- _Extracted entries_:
################

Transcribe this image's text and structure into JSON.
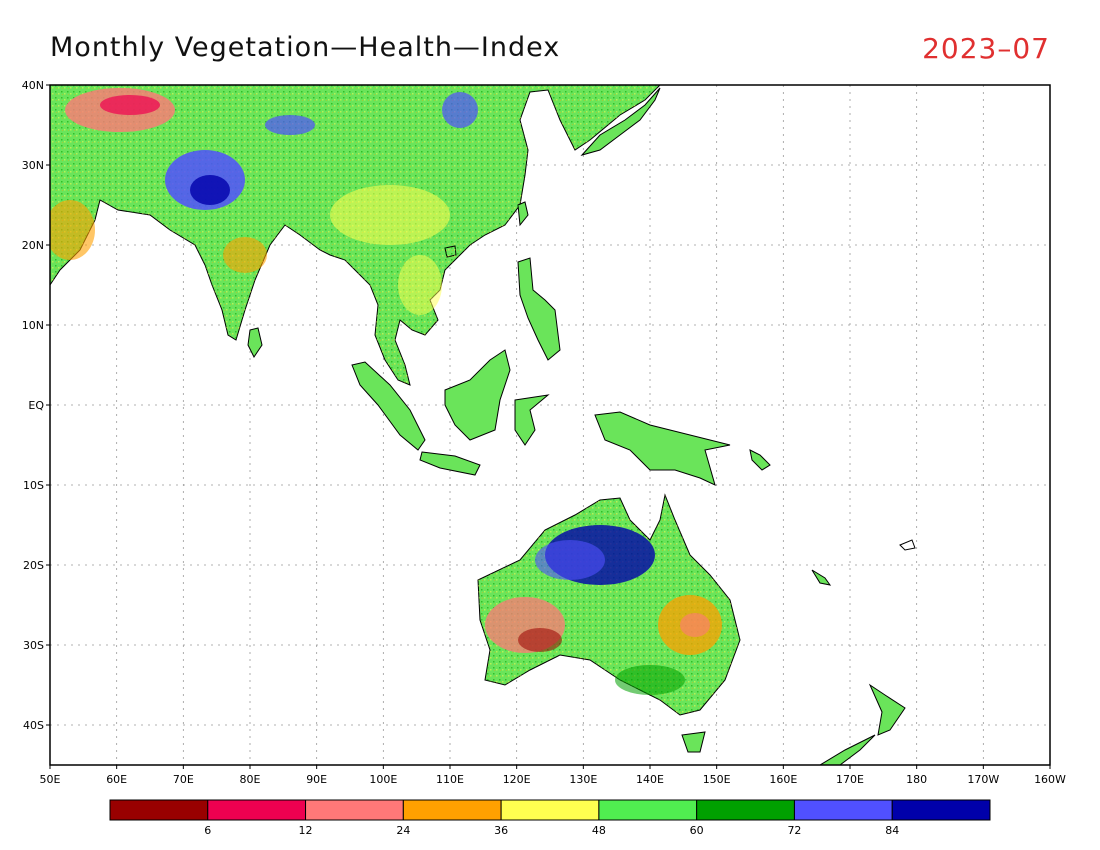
{
  "map": {
    "title": "Monthly Vegetation—Health—Index",
    "date": "2023–07",
    "date_color": "#e03030",
    "lat_labels": [
      "40N",
      "30N",
      "20N",
      "10N",
      "EQ",
      "10S",
      "20S",
      "30S",
      "40S"
    ],
    "lon_labels": [
      "50E",
      "60E",
      "70E",
      "80E",
      "90E",
      "100E",
      "110E",
      "120E",
      "130E",
      "140E",
      "150E",
      "160E",
      "170E",
      "180",
      "170W",
      "160W"
    ],
    "land_outline_color": "#000000",
    "gridline_style": "dotted"
  },
  "legend": {
    "colors": [
      "#990000",
      "#ee0050",
      "#ff7878",
      "#ffa000",
      "#ffff50",
      "#50ee50",
      "#00a000",
      "#5050ff",
      "#0000aa"
    ],
    "labels": [
      "6",
      "12",
      "24",
      "36",
      "48",
      "60",
      "72",
      "84"
    ]
  }
}
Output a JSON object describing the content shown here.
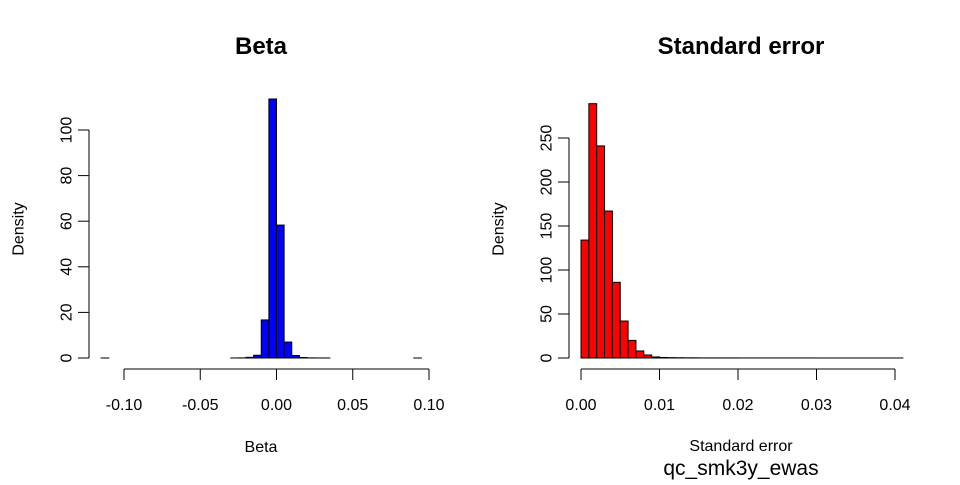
{
  "footer_label": "qc_smk3y_ewas",
  "chart_data": [
    {
      "type": "bar",
      "title": "Beta",
      "xlabel": "Beta",
      "ylabel": "Density",
      "color": "#0000ff",
      "bin_width": 0.005,
      "bins_start": [
        -0.115,
        -0.11,
        -0.105,
        -0.1,
        -0.095,
        -0.09,
        -0.085,
        -0.08,
        -0.075,
        -0.07,
        -0.065,
        -0.06,
        -0.055,
        -0.05,
        -0.045,
        -0.04,
        -0.035,
        -0.03,
        -0.025,
        -0.02,
        -0.015,
        -0.01,
        -0.005,
        0.0,
        0.005,
        0.01,
        0.015,
        0.02,
        0.025,
        0.03,
        0.035,
        0.04,
        0.045,
        0.05,
        0.055,
        0.06,
        0.065,
        0.07,
        0.075,
        0.08,
        0.085,
        0.09
      ],
      "values": [
        0.01,
        0,
        0,
        0,
        0,
        0,
        0,
        0,
        0,
        0,
        0,
        0,
        0,
        0,
        0,
        0,
        0,
        0.01,
        0.05,
        0.3,
        1.2,
        16.7,
        113.6,
        58.3,
        7.0,
        1.1,
        0.2,
        0.05,
        0.02,
        0.01,
        0,
        0,
        0,
        0,
        0,
        0,
        0,
        0,
        0,
        0,
        0,
        0.01
      ],
      "xlim": [
        -0.115,
        0.095
      ],
      "ylim": [
        0,
        114
      ],
      "xticks": [
        -0.1,
        -0.05,
        0.0,
        0.05,
        0.1
      ],
      "xtick_labels": [
        "-0.10",
        "-0.05",
        "0.00",
        "0.05",
        "0.10"
      ],
      "yticks": [
        0,
        20,
        40,
        60,
        80,
        100
      ],
      "ytick_labels": [
        "0",
        "20",
        "40",
        "60",
        "80",
        "100"
      ]
    },
    {
      "type": "bar",
      "title": "Standard error",
      "xlabel": "Standard error",
      "ylabel": "Density",
      "color": "#ff0000",
      "bin_width": 0.001,
      "bins_start": [
        0.0,
        0.001,
        0.002,
        0.003,
        0.004,
        0.005,
        0.006,
        0.007,
        0.008,
        0.009,
        0.01,
        0.011,
        0.012,
        0.013,
        0.014,
        0.015,
        0.016,
        0.017,
        0.018,
        0.019,
        0.02,
        0.021,
        0.022,
        0.023,
        0.024,
        0.025,
        0.026,
        0.027,
        0.028,
        0.029,
        0.03,
        0.031,
        0.032,
        0.033,
        0.034,
        0.035,
        0.036,
        0.037,
        0.038,
        0.039,
        0.04
      ],
      "values": [
        134,
        289,
        241,
        167,
        86,
        42,
        20,
        8,
        3.4,
        1.2,
        0.6,
        0.4,
        0.3,
        0.2,
        0.2,
        0.1,
        0.1,
        0.1,
        0.1,
        0.1,
        0.05,
        0.05,
        0.05,
        0.05,
        0.05,
        0.05,
        0.05,
        0.05,
        0.05,
        0.05,
        0.02,
        0.02,
        0.02,
        0.02,
        0.02,
        0.02,
        0.02,
        0.02,
        0.02,
        0.02,
        0.02
      ],
      "xlim": [
        0,
        0.041
      ],
      "ylim": [
        0,
        289
      ],
      "xticks": [
        0.0,
        0.01,
        0.02,
        0.03,
        0.04
      ],
      "xtick_labels": [
        "0.00",
        "0.01",
        "0.02",
        "0.03",
        "0.04"
      ],
      "yticks": [
        0,
        50,
        100,
        150,
        200,
        250
      ],
      "ytick_labels": [
        "0",
        "50",
        "100",
        "150",
        "200",
        "250"
      ]
    }
  ]
}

################

- _Problem to work on_: Check each line above for the word "title" and give the number of lines that have it, nothing else.

- _Result of the task_: 3